--- Begin ---

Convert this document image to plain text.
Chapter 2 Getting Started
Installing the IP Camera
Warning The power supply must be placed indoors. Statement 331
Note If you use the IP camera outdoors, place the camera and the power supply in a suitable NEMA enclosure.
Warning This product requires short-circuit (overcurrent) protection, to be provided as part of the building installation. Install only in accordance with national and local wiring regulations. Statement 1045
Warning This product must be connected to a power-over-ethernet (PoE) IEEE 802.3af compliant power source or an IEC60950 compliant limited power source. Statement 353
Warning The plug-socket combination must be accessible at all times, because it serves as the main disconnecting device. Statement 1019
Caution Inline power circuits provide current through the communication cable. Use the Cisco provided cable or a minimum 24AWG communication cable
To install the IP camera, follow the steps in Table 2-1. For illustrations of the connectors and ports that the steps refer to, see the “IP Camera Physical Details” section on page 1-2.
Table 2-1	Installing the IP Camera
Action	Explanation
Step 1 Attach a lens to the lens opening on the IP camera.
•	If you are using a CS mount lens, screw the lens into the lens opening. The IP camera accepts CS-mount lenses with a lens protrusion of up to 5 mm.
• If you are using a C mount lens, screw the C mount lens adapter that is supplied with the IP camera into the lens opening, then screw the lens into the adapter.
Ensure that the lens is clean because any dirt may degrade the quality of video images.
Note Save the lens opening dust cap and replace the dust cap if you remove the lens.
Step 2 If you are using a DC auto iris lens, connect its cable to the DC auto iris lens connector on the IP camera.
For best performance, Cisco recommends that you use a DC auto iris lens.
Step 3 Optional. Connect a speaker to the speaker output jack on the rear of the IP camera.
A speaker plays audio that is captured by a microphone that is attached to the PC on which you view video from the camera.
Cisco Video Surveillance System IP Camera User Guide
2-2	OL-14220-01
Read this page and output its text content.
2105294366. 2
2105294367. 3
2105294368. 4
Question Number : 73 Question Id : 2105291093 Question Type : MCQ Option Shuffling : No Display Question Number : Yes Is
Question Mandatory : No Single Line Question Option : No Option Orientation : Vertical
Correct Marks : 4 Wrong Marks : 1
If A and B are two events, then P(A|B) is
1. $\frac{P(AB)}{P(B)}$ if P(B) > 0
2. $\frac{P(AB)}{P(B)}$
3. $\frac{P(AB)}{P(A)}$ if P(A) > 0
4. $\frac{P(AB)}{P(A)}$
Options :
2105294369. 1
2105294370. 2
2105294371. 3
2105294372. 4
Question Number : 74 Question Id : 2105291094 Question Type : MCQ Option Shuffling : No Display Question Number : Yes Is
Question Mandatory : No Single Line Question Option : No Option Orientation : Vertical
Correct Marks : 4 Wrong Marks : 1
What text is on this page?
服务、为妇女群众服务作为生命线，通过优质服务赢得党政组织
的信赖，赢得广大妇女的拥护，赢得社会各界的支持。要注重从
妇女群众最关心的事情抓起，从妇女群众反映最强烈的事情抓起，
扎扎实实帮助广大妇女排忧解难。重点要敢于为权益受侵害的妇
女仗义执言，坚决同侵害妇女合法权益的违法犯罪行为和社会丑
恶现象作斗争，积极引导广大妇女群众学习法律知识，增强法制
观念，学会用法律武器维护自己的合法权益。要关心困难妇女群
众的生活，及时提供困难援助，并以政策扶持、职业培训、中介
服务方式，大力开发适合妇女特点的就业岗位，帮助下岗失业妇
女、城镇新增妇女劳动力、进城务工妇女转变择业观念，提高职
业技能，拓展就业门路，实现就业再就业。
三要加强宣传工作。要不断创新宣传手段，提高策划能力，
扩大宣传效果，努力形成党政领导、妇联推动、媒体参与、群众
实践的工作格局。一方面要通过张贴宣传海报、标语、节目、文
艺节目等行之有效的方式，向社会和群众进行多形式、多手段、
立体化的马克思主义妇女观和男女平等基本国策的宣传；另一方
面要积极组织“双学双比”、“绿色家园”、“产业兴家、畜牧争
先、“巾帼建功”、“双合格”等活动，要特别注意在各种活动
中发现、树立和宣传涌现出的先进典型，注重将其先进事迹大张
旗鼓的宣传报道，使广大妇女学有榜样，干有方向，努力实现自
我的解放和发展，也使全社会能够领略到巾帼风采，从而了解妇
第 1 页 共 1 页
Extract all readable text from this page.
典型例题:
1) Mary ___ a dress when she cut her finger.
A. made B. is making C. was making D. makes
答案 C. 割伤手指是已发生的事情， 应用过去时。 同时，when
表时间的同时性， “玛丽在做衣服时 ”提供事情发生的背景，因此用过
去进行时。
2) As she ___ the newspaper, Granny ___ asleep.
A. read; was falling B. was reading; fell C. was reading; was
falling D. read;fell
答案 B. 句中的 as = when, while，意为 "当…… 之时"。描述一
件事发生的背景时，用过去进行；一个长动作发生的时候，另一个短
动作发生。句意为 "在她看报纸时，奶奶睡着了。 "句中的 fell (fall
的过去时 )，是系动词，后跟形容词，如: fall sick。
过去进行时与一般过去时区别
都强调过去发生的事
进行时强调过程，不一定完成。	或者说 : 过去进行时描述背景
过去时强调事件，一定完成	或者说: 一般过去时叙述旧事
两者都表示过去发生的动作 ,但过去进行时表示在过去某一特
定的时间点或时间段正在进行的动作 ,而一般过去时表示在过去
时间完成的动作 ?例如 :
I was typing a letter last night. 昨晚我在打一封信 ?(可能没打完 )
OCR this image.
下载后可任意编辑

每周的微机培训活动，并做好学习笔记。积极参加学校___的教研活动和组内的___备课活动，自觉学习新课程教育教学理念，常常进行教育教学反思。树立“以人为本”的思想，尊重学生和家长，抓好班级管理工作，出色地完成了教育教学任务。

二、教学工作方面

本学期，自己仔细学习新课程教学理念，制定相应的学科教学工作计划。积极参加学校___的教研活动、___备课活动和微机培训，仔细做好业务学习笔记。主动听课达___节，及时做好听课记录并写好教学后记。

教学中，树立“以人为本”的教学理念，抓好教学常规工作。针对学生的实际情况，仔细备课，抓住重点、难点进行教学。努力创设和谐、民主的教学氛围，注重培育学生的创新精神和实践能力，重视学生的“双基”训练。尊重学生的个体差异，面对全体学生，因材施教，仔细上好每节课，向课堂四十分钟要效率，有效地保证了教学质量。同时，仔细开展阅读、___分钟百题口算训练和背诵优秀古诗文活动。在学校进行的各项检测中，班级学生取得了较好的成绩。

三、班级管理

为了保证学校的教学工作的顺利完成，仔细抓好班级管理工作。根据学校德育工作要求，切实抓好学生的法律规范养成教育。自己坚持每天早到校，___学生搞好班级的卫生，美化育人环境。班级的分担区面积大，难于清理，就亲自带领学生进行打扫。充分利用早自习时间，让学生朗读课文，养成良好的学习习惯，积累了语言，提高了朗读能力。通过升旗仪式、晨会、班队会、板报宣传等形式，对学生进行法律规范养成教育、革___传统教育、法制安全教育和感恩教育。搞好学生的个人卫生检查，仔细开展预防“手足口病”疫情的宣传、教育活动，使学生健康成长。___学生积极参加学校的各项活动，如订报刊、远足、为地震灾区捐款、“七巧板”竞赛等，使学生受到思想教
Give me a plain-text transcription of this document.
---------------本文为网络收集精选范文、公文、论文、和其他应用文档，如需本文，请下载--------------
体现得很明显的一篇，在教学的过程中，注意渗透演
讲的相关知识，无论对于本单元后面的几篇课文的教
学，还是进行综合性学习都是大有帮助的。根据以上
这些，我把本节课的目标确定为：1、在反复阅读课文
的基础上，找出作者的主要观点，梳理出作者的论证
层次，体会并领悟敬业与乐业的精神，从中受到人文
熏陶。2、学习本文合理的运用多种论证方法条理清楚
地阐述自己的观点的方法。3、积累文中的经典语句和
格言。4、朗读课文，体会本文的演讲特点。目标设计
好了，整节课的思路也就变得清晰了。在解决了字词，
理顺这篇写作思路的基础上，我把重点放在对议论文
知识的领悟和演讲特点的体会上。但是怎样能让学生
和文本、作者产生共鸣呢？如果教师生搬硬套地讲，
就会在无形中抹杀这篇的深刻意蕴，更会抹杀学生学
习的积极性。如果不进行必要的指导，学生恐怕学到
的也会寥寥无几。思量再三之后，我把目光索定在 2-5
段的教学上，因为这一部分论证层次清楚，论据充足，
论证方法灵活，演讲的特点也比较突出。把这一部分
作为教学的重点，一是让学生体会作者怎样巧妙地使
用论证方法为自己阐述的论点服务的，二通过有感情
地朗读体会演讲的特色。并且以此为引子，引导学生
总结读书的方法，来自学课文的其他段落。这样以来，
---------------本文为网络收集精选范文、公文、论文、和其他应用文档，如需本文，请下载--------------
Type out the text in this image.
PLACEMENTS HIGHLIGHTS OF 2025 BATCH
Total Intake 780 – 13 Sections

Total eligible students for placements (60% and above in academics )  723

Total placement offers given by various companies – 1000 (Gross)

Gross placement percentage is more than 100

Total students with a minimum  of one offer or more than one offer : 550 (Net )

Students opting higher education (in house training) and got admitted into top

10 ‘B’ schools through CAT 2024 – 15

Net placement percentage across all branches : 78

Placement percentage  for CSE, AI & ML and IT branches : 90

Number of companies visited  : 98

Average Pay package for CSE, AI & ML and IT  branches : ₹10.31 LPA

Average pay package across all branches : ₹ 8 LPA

--- End ---

Work to be completed
From the entries above, list each line with "frac" in it.

Finished exercise
1. $\frac{P(AB)}{P(B)}$ if P(B) > 0
2. $\frac{P(AB)}{P(B)}$
3. $\frac{P(AB)}{P(A)}$ if P(A) > 0
4. $\frac{P(AB)}{P(A)}$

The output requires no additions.